Written task:
Look for "text" in the listing below. Gather each line that contains it.

Entries provided:
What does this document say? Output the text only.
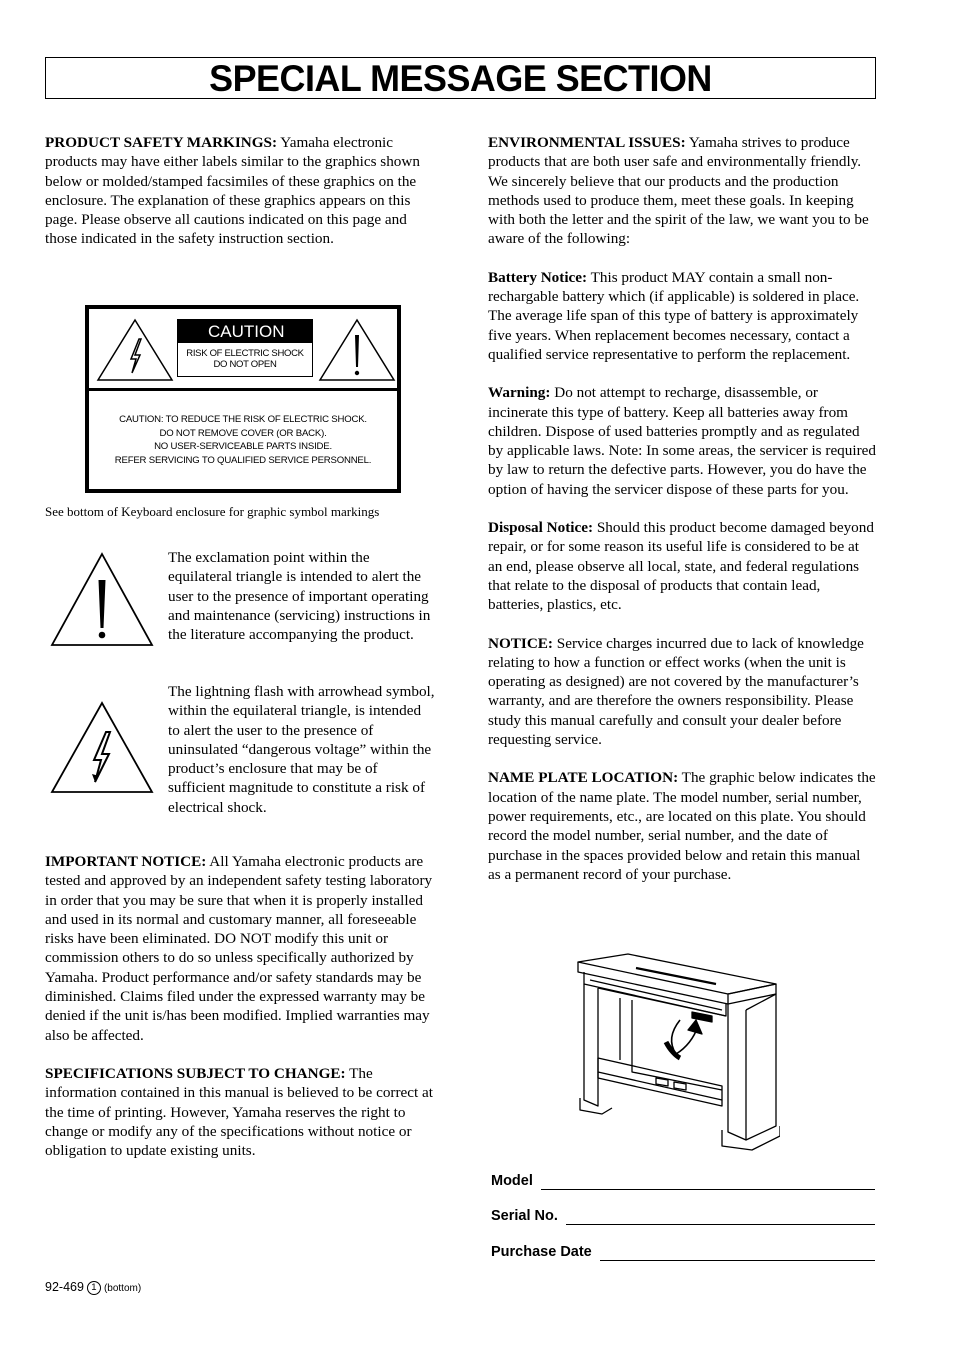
SPECIAL MESSAGE SECTION

PRODUCT SAFETY MARKINGS: Yamaha electronic products may have either labels similar to the graphics shown below or molded/stamped facsimiles of these graphics on the enclosure. The explanation of these graphics appears on this page. Please observe all cautions indicated on this page and those indicated in the safety instruction section.

CAUTION
RISK OF ELECTRIC SHOCK
DO NOT OPEN
CAUTION: TO REDUCE THE RISK OF ELECTRIC SHOCK.
DO NOT REMOVE COVER (OR BACK).
NO USER-SERVICEABLE PARTS INSIDE.
REFER SERVICING TO QUALIFIED SERVICE PERSONNEL.
See bottom of Keyboard enclosure for graphic symbol markings
The exclamation point within the equilateral triangle is intended to alert the user to the presence of important operating and maintenance (servicing) instructions in the literature accompanying the product.
The lightning flash with arrowhead symbol, within the equilateral triangle, is intended to alert the user to the presence of uninsulated “dangerous voltage” within the product’s enclosure that may be of sufficient magnitude to constitute a risk of electrical shock.

IMPORTANT NOTICE: All Yamaha electronic products are tested and approved by an independent safety testing laboratory in order that you may be sure that when it is properly installed and used in its normal and customary manner, all foreseeable risks have been eliminated. DO NOT modify this unit or commission others to do so unless specifically authorized by Yamaha. Product performance and/or safety standards may be diminished. Claims filed under the expressed warranty may be denied if the unit is/has been modified. Implied warranties may also be affected.

SPECIFICATIONS SUBJECT TO CHANGE: The information contained in this manual is believed to be correct at the time of printing. However, Yamaha reserves the right to change or modify any of the specifications without notice or obligation to update existing units.

ENVIRONMENTAL ISSUES: Yamaha strives to produce products that are both user safe and environmentally friendly. We sincerely believe that our products and the production methods used to produce them, meet these goals. In keeping with both the letter and the spirit of the law, we want you to be aware of the following:

Battery Notice: This product MAY contain a small non-rechargable battery which (if applicable) is soldered in place. The average life span of this type of battery is approximately five years. When replacement becomes necessary, contact a qualified service representative to perform the replacement.

Warning: Do not attempt to recharge, disassemble, or incinerate this type of battery. Keep all batteries away from children. Dispose of used batteries promptly and as regulated by applicable laws. Note: In some areas, the servicer is required by law to return the defective parts. However, you do have the option of having the servicer dispose of these parts for you.

Disposal Notice: Should this product become damaged beyond repair, or for some reason its useful life is considered to be at an end, please observe all local, state, and federal regulations that relate to the disposal of products that contain lead, batteries, plastics, etc.

NOTICE: Service charges incurred due to lack of knowledge relating to how a function or effect works (when the unit is operating as designed) are not covered by the manufacturer’s warranty, and are therefore the owners responsibility. Please study this manual carefully and consult your dealer before requesting service.

NAME PLATE LOCATION: The graphic below indicates the location of the name plate. The model number, serial number, power requirements, etc., are located on this plate. You should record the model number, serial number, and the date of purchase in the spaces provided below and retain this manual as a permanent record of your purchase.

Model
Serial No.
Purchase Date
92-469 1 (bottom)
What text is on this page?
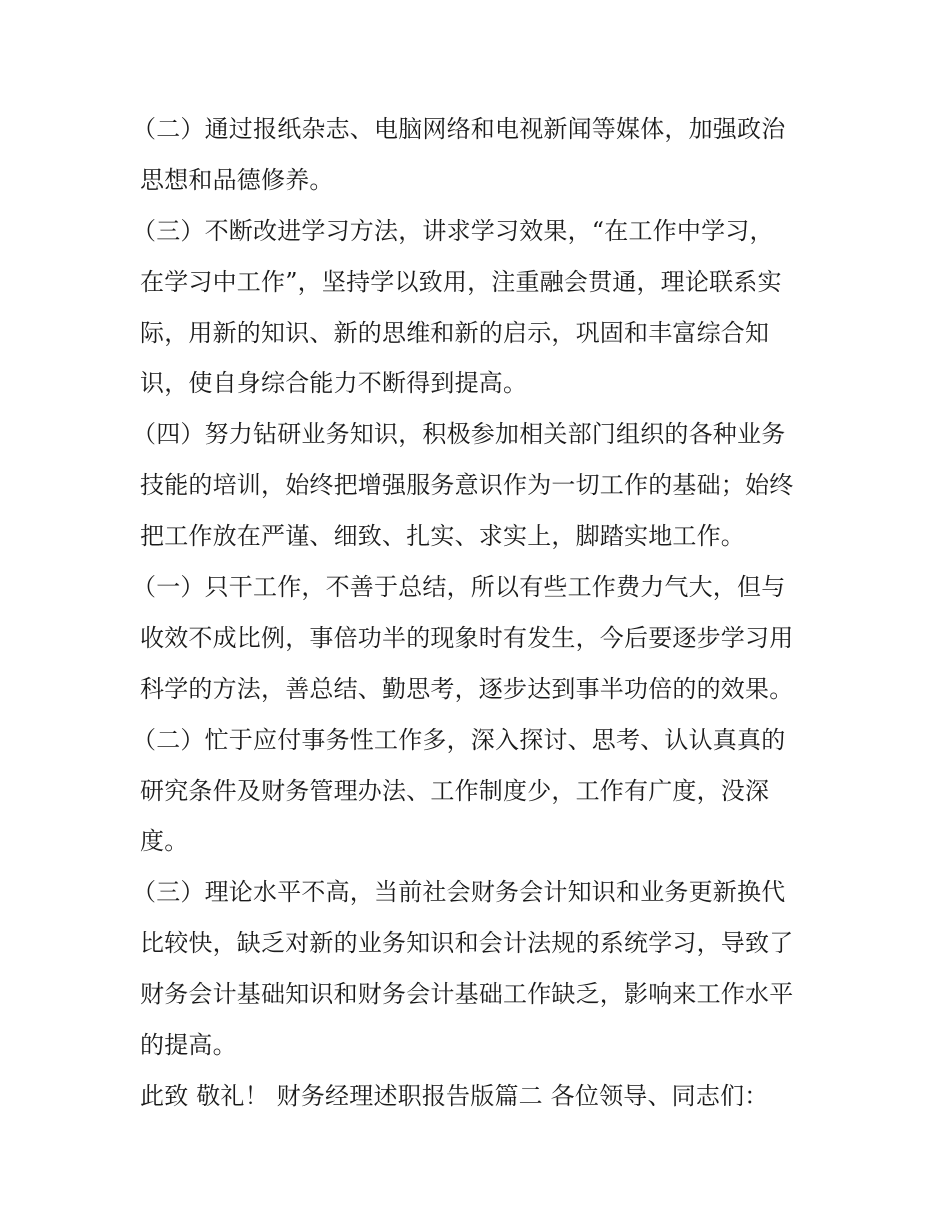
（二）通过报纸杂志、电脑网络和电视新闻等媒体，加强政治
思想和品德修养。
（三）不断改进学习方法，讲求学习效果，“在工作中学习，
在学习中工作”，坚持学以致用，注重融会贯通，理论联系实
际，用新的知识、新的思维和新的启示，巩固和丰富综合知
识，使自身综合能力不断得到提高。
（四）努力钻研业务知识，积极参加相关部门组织的各种业务
技能的培训，始终把增强服务意识作为一切工作的基础；始终
把工作放在严谨、细致、扎实、求实上，脚踏实地工作。
（一）只干工作，不善于总结，所以有些工作费力气大，但与
收效不成比例，事倍功半的现象时有发生，今后要逐步学习用
科学的方法，善总结、勤思考，逐步达到事半功倍的的效果。
（二）忙于应付事务性工作多，深入探讨、思考、认认真真的
研究条件及财务管理办法、工作制度少，工作有广度，没深
度。
（三）理论水平不高，当前社会财务会计知识和业务更新换代
比较快，缺乏对新的业务知识和会计法规的系统学习，导致了
财务会计基础知识和财务会计基础工作缺乏，影响来工作水平
的提高。
此致 敬礼！ 财务经理述职报告版篇二 各位领导、同志们：
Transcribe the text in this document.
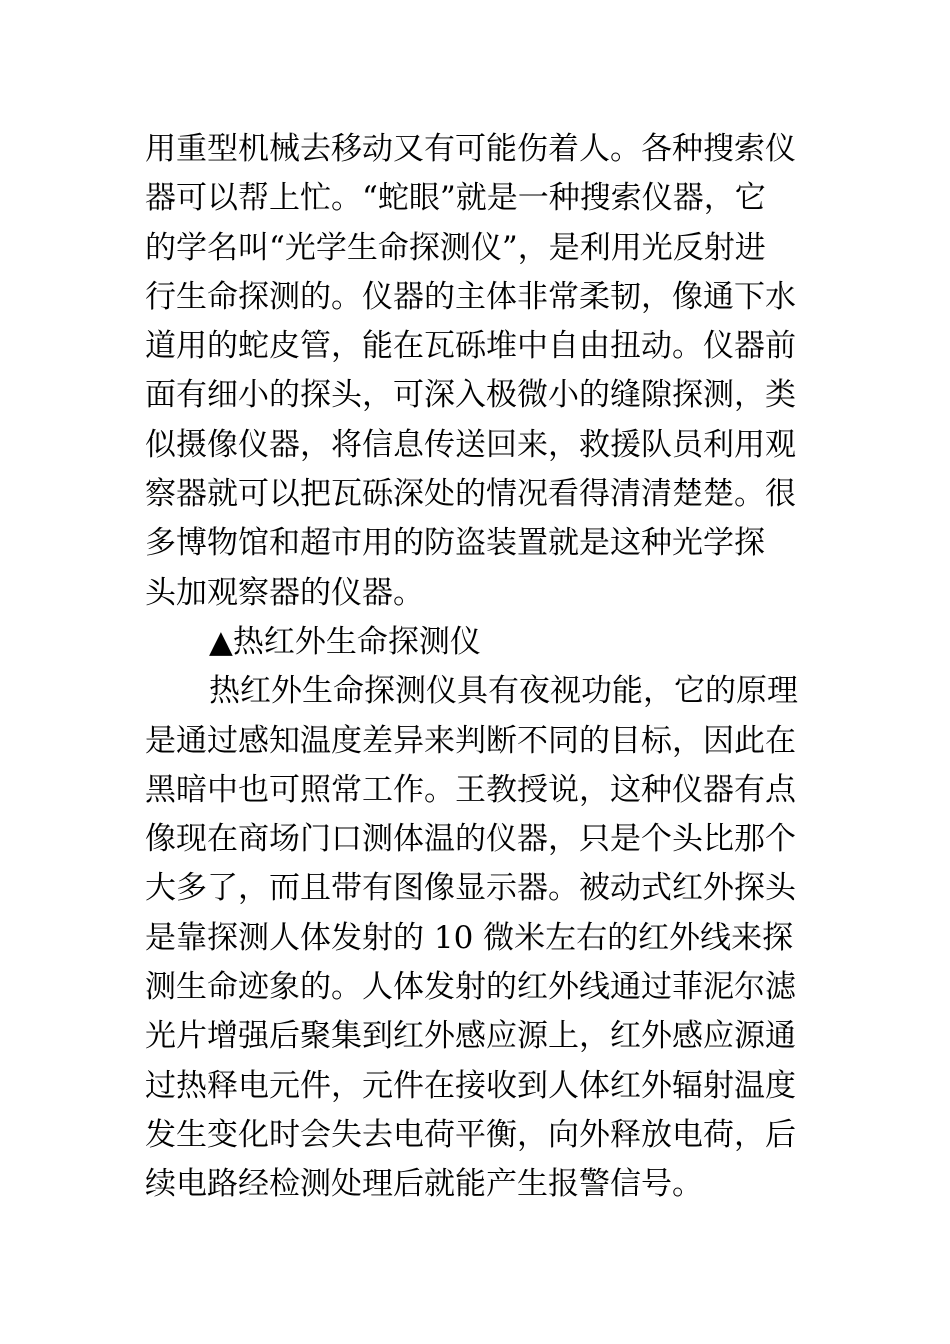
用重型机械去移动又有可能伤着人。各种搜索仪
器可以帮上忙。“蛇眼”就是一种搜索仪器，它
的学名叫“光学生命探测仪”，是利用光反射进
行生命探测的。仪器的主体非常柔韧，像通下水
道用的蛇皮管，能在瓦砾堆中自由扭动。仪器前
面有细小的探头，可深入极微小的缝隙探测，类
似摄像仪器，将信息传送回来，救援队员利用观
察器就可以把瓦砾深处的情况看得清清楚楚。很
多博物馆和超市用的防盗装置就是这种光学探
头加观察器的仪器。
▲热红外生命探测仪
热红外生命探测仪具有夜视功能，它的原理
是通过感知温度差异来判断不同的目标，因此在
黑暗中也可照常工作。王教授说，这种仪器有点
像现在商场门口测体温的仪器，只是个头比那个
大多了，而且带有图像显示器。被动式红外探头
是靠探测人体发射的 10 微米左右的红外线来探
测生命迹象的。人体发射的红外线通过菲泥尔滤
光片增强后聚集到红外感应源上，红外感应源通
过热释电元件，元件在接收到人体红外辐射温度
发生变化时会失去电荷平衡，向外释放电荷，后
续电路经检测处理后就能产生报警信号。
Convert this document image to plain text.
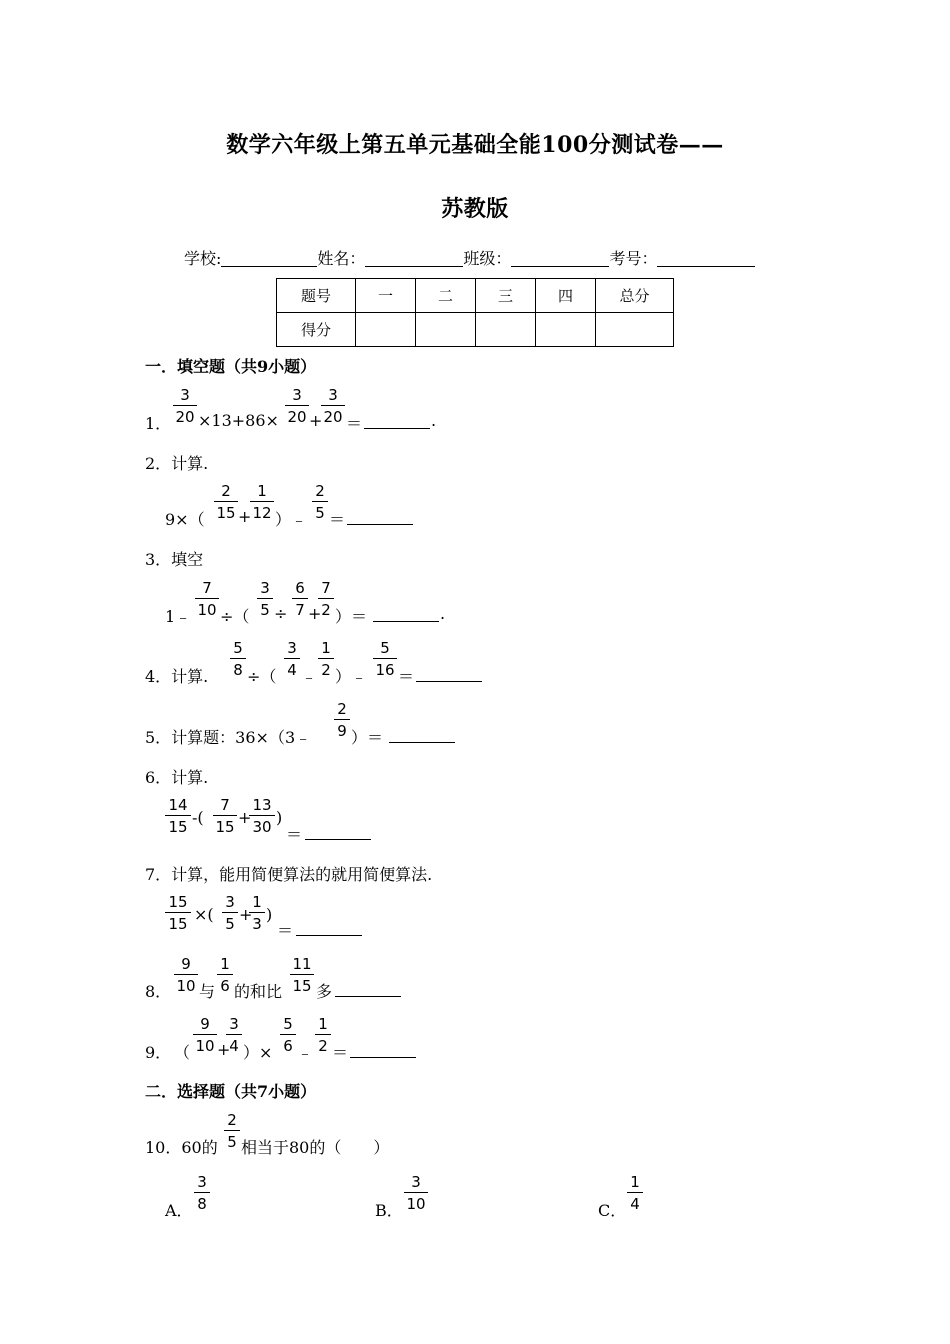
数学六年级上第五单元基础全能100分测试卷——
苏教版
学校:	姓名：	班级：	考号：
题号	一	二	三	四	总分
得分					
一．填空题（共9小题）
1．
3
20 ×13+86×
3
20 +
3
20 ＝	.
2．计算.
9×（
2
15 +
1
12 ）﹣
2
5 ＝
3．填空
1﹣
7
10 ÷（
3
5 ÷
6
7 +
7
2 ）＝	.
4．计算.
5
8 ÷（
3
4 ﹣
1
2 ）﹣
5
16 ＝
5．计算题：36×（3﹣
2
9 ）＝
6．计算.
14
15 -(
7
15 +
13
30 )
＝
7．计算，能用简便算法的就用简便算法.
15
15 ×(
3
5 +
1
3 )
＝
8．
9
10 与
1
6 的和比
11
15 多
9． （
9
10 +
3
4 ）×
5
6 ﹣
1
2 ＝
二．选择题（共7小题）
10．60的
2
5 相当于80的（　　）
A．
3
8	B．
3
10	C．
1
4
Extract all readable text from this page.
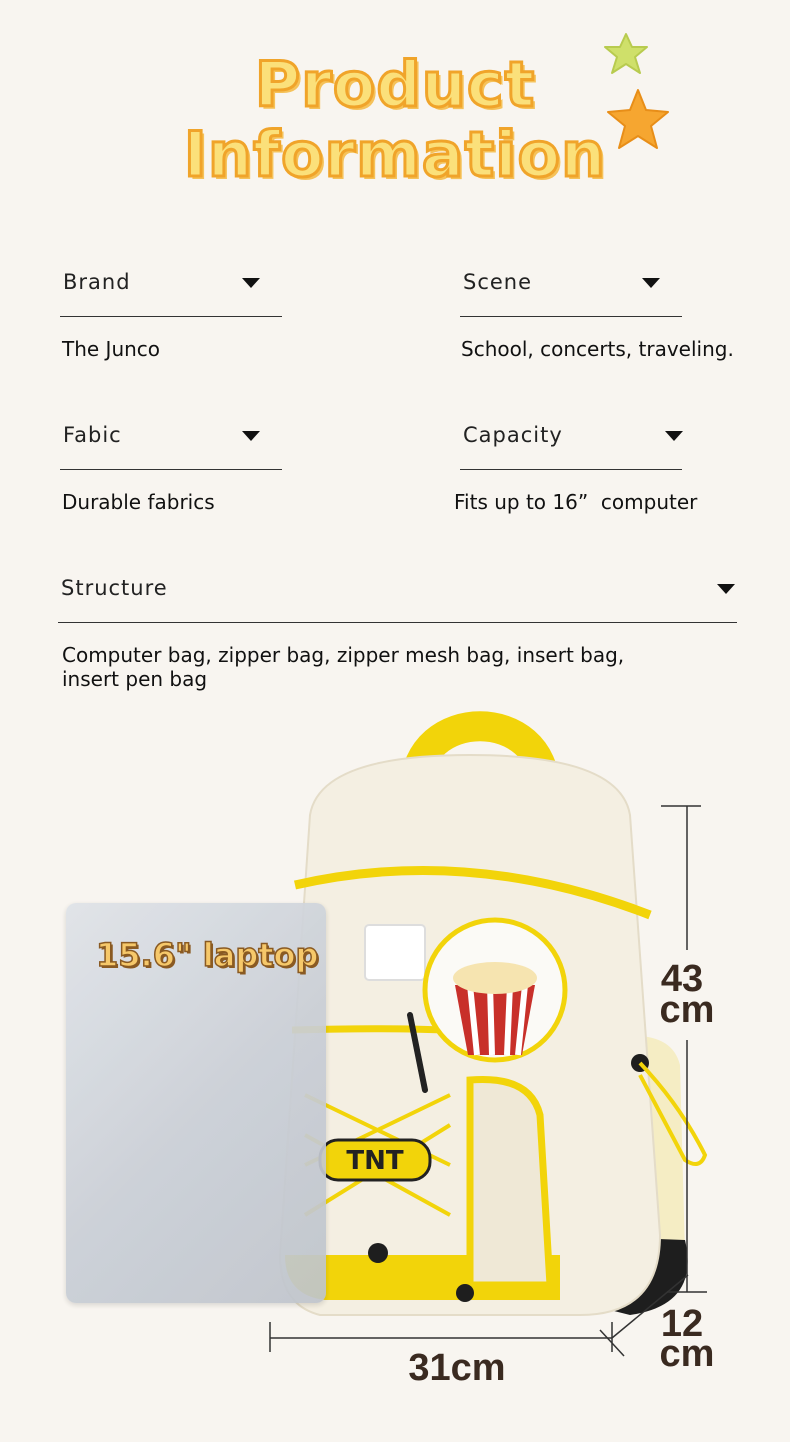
Product
Information
Brand
The Junco
Scene
School, concerts, traveling.
Fabic
Durable fabrics
Capacity
Fits up to 16”  computer
Structure
Computer bag, zipper bag, zipper mesh bag, insert bag,
insert pen bag
TNT
15.6" laptop
43
cm
31cm
12
cm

Result below:
What does this document say? Output the text only.
What text is on this page?
Transcribe the text in this document.
Convert this document image to plain text.
Extract all readable text from this page.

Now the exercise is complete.